▶ **Work to do**: Write out the entire listing below exactly, with the pictures left out.

--------------------------------------------------

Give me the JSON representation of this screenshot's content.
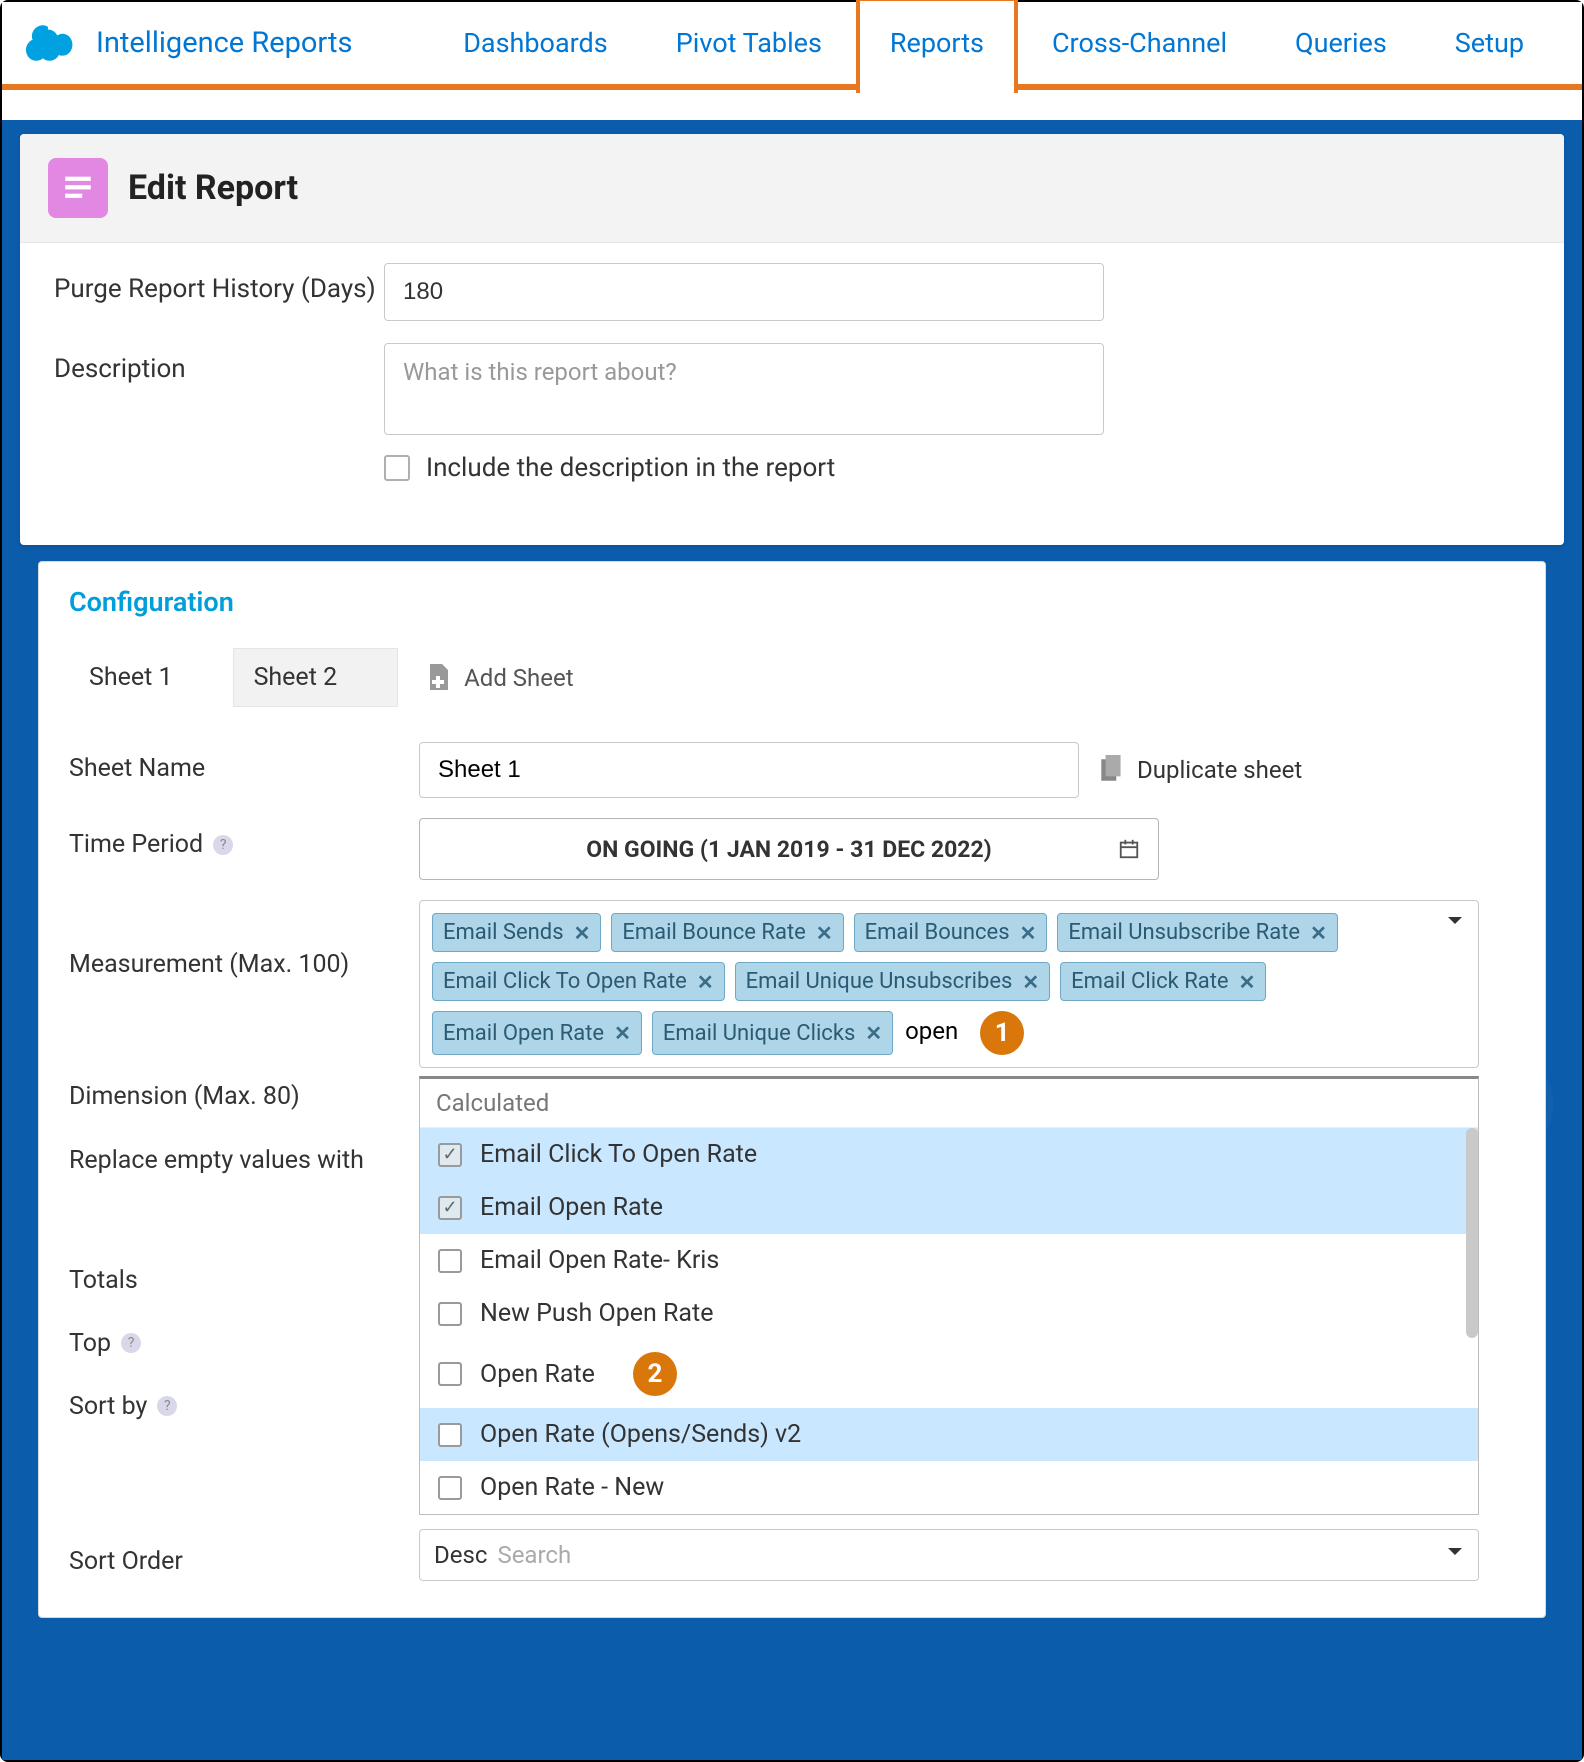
{
  "brand": "Intelligence Reports",
  "nav": {
    "items": [
      "Dashboards",
      "Pivot Tables",
      "Reports",
      "Cross-Channel",
      "Queries",
      "Setup"
    ],
    "active_index": 2
  },
  "page_title": "Edit Report",
  "form": {
    "purge_label": "Purge Report History (Days)",
    "purge_value": "180",
    "description_label": "Description",
    "description_placeholder": "What is this report about?",
    "include_desc_label": "Include the description in the report"
  },
  "config": {
    "title": "Configuration",
    "sheets": [
      "Sheet 1",
      "Sheet 2"
    ],
    "active_sheet_index": 0,
    "add_sheet_label": "Add Sheet",
    "sheet_name_label": "Sheet Name",
    "sheet_name_value": "Sheet 1",
    "duplicate_label": "Duplicate sheet",
    "time_period_label": "Time Period",
    "time_period_value": "ON GOING (1 JAN 2019 - 31 DEC 2022)",
    "measurement_label": "Measurement (Max. 100)",
    "dimension_label": "Dimension (Max. 80)",
    "replace_empty_label": "Replace empty values with",
    "totals_label": "Totals",
    "top_label": "Top",
    "sortby_label": "Sort by",
    "sortorder_label": "Sort Order",
    "sortorder_value": "Desc",
    "sortorder_placeholder": "Search",
    "chips": [
      "Email Sends",
      "Email Bounce Rate",
      "Email Bounces",
      "Email Unsubscribe Rate",
      "Email Click To Open Rate",
      "Email Unique Unsubscribes",
      "Email Click Rate",
      "Email Open Rate",
      "Email Unique Clicks"
    ],
    "search_text": "open",
    "dropdown_header": "Calculated",
    "dropdown_items": [
      {
        "label": "Email Click To Open Rate",
        "checked": true,
        "selected": true
      },
      {
        "label": "Email Open Rate",
        "checked": true,
        "selected": true
      },
      {
        "label": "Email Open Rate- Kris",
        "checked": false,
        "selected": false
      },
      {
        "label": "New Push Open Rate",
        "checked": false,
        "selected": false
      },
      {
        "label": "Open Rate",
        "checked": false,
        "selected": false
      },
      {
        "label": "Open Rate (Opens/Sends) v2",
        "checked": false,
        "selected": false,
        "hover": true
      },
      {
        "label": "Open Rate - New",
        "checked": false,
        "selected": false
      }
    ]
  },
  "callouts": {
    "one": "1",
    "two": "2"
  }
}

--------------------------------------------------

▶ **Correct response**:
Give me the JSON representation of this screenshot's content.
{
  "brand": "Intelligence Reports",
  "nav": {
    "items": [
      "Dashboards",
      "Pivot Tables",
      "Reports",
      "Cross-Channel",
      "Queries",
      "Setup"
    ],
    "active_index": 2
  },
  "page_title": "Edit Report",
  "form": {
    "purge_label": "Purge Report History (Days)",
    "purge_value": "180",
    "description_label": "Description",
    "description_placeholder": "What is this report about?",
    "include_desc_label": "Include the description in the report"
  },
  "config": {
    "title": "Configuration",
    "sheets": [
      "Sheet 1",
      "Sheet 2"
    ],
    "active_sheet_index": 0,
    "add_sheet_label": "Add Sheet",
    "sheet_name_label": "Sheet Name",
    "sheet_name_value": "Sheet 1",
    "duplicate_label": "Duplicate sheet",
    "time_period_label": "Time Period",
    "time_period_value": "ON GOING (1 JAN 2019 - 31 DEC 2022)",
    "measurement_label": "Measurement (Max. 100)",
    "dimension_label": "Dimension (Max. 80)",
    "replace_empty_label": "Replace empty values with",
    "totals_label": "Totals",
    "top_label": "Top",
    "sortby_label": "Sort by",
    "sortorder_label": "Sort Order",
    "sortorder_value": "Desc",
    "sortorder_placeholder": "Search",
    "chips": [
      "Email Sends",
      "Email Bounce Rate",
      "Email Bounces",
      "Email Unsubscribe Rate",
      "Email Click To Open Rate",
      "Email Unique Unsubscribes",
      "Email Click Rate",
      "Email Open Rate",
      "Email Unique Clicks"
    ],
    "search_text": "open",
    "dropdown_header": "Calculated",
    "dropdown_items": [
      {
        "label": "Email Click To Open Rate",
        "checked": true,
        "selected": true
      },
      {
        "label": "Email Open Rate",
        "checked": true,
        "selected": true
      },
      {
        "label": "Email Open Rate- Kris",
        "checked": false,
        "selected": false
      },
      {
        "label": "New Push Open Rate",
        "checked": false,
        "selected": false
      },
      {
        "label": "Open Rate",
        "checked": false,
        "selected": false
      },
      {
        "label": "Open Rate (Opens/Sends) v2",
        "checked": false,
        "selected": false,
        "hover": true
      },
      {
        "label": "Open Rate - New",
        "checked": false,
        "selected": false
      }
    ]
  },
  "callouts": {
    "one": "1",
    "two": "2"
  }
}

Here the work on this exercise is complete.